— start Dataset content —
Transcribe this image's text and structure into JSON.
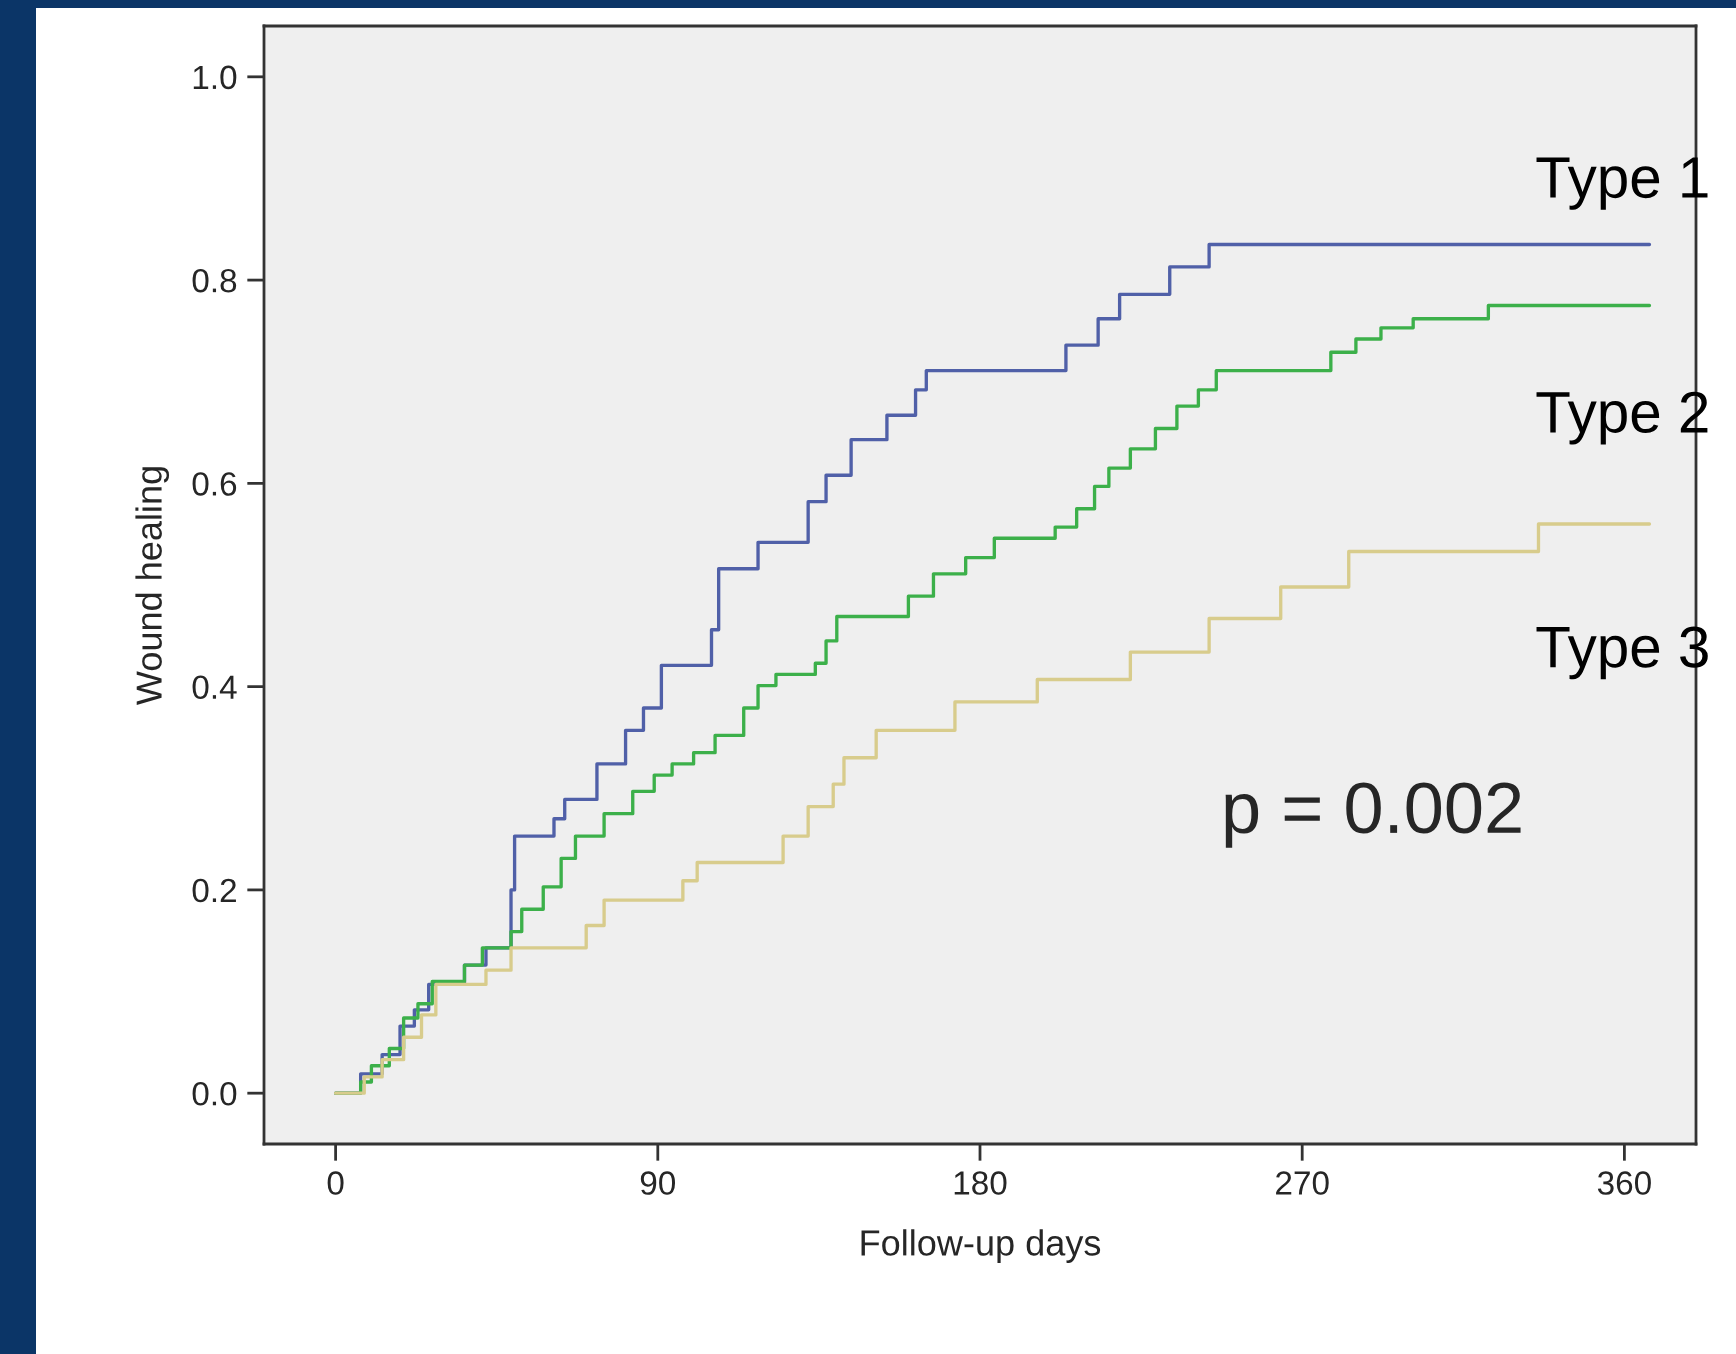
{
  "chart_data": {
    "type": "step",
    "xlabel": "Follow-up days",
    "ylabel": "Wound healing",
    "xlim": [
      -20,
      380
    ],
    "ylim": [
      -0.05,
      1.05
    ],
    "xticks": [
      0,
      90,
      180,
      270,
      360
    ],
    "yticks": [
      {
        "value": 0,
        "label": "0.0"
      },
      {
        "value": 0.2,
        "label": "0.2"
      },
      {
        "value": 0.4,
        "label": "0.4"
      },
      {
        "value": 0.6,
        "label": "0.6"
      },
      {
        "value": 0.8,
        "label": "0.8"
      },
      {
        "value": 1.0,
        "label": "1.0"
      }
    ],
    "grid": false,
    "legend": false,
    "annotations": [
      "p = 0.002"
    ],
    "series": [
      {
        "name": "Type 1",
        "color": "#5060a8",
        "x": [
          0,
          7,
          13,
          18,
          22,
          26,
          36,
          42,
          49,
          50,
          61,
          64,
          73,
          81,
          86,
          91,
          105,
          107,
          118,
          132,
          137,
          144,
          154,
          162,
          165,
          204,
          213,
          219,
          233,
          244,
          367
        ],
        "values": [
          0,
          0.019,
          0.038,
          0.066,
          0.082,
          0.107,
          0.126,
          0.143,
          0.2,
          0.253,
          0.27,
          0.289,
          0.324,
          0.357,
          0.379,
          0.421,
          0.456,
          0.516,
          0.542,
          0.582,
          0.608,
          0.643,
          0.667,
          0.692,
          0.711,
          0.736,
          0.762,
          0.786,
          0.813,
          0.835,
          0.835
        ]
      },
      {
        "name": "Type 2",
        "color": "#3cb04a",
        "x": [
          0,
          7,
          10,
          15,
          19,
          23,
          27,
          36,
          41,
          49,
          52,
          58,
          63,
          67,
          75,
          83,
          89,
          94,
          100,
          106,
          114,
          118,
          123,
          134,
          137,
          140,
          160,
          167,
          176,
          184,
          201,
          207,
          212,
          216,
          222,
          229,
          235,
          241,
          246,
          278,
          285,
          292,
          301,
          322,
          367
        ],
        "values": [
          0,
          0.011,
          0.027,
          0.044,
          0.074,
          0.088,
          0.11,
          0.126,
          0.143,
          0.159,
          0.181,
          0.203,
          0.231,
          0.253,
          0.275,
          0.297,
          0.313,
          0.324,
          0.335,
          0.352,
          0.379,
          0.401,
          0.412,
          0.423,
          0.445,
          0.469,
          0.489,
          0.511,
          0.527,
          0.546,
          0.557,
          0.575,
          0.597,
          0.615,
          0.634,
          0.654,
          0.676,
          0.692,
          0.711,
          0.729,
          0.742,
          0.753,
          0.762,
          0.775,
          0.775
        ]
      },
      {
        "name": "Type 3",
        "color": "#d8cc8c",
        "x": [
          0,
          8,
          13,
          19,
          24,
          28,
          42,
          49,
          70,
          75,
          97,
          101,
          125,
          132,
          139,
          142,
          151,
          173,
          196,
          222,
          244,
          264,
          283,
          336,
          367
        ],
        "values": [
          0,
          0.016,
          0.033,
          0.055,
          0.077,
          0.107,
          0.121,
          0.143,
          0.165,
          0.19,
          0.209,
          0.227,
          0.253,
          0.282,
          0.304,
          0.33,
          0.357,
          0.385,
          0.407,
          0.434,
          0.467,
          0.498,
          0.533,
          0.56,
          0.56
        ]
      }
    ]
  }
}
— end Dataset content —
— start Dataset content —
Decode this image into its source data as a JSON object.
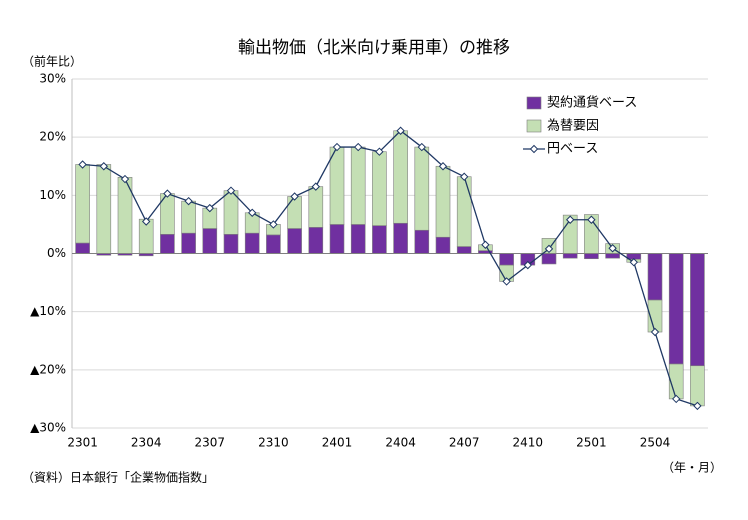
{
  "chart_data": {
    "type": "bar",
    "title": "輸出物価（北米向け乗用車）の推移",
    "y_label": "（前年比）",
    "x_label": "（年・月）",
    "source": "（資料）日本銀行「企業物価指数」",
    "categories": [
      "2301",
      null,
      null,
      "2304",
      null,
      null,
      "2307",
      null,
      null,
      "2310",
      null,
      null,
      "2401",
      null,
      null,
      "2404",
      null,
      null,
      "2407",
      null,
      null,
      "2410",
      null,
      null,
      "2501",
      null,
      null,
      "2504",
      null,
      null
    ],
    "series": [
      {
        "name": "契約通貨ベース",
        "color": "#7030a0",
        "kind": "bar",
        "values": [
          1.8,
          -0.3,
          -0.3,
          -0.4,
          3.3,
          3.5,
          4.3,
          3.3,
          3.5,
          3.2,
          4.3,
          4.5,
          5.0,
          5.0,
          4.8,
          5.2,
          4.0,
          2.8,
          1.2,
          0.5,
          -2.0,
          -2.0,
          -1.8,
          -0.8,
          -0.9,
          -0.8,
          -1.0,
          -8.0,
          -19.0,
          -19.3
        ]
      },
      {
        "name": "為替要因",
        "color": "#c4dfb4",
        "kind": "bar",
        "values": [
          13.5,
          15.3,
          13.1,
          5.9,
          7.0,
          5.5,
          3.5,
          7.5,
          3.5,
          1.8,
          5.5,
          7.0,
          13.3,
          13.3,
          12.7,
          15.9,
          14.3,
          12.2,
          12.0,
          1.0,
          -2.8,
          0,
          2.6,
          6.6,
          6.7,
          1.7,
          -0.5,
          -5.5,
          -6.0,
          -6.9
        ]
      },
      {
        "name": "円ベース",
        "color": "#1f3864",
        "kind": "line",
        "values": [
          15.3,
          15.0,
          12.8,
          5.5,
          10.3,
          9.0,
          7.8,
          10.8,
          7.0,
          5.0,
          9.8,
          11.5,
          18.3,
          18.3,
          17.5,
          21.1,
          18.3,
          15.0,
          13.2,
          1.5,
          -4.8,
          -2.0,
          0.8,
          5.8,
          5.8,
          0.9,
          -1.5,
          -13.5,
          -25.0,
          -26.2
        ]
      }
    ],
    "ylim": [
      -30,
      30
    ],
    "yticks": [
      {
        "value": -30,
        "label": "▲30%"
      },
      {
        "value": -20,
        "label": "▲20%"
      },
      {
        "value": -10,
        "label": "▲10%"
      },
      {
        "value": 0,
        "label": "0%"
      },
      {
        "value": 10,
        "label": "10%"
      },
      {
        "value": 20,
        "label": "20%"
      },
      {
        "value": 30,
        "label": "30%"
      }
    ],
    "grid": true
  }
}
— end Dataset content —
— start Dataset content —
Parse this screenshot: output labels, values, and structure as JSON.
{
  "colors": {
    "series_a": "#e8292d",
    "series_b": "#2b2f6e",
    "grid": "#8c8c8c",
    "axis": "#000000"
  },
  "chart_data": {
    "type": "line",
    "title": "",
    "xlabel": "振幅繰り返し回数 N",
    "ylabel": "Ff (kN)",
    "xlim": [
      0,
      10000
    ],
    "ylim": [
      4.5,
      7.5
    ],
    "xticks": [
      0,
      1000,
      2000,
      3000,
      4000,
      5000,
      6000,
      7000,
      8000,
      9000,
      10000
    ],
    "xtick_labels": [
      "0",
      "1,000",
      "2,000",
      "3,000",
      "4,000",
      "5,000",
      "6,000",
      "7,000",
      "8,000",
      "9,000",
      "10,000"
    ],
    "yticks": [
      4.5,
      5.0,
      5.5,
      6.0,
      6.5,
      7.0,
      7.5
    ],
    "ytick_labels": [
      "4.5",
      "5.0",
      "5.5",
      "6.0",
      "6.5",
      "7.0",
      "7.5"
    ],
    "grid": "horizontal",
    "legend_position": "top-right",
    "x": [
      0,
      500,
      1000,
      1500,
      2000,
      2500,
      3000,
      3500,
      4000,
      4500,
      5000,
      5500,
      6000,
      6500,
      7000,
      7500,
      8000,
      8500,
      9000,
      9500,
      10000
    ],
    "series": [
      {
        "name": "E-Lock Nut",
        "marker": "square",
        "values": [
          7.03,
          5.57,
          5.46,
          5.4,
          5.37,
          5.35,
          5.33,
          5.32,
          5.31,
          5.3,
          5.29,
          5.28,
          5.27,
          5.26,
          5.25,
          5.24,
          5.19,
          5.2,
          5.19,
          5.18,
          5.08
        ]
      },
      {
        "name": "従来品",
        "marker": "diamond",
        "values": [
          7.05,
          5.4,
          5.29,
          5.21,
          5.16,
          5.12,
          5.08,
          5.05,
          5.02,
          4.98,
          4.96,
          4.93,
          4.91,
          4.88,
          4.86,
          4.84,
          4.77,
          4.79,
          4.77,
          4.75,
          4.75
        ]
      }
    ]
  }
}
— end Dataset content —
Wherever "grid" shows up in a line, copy that line.

Output below:
    "grid": false,
    "grid": true
    "grid": "#8c8c8c",
    "grid": "horizontal",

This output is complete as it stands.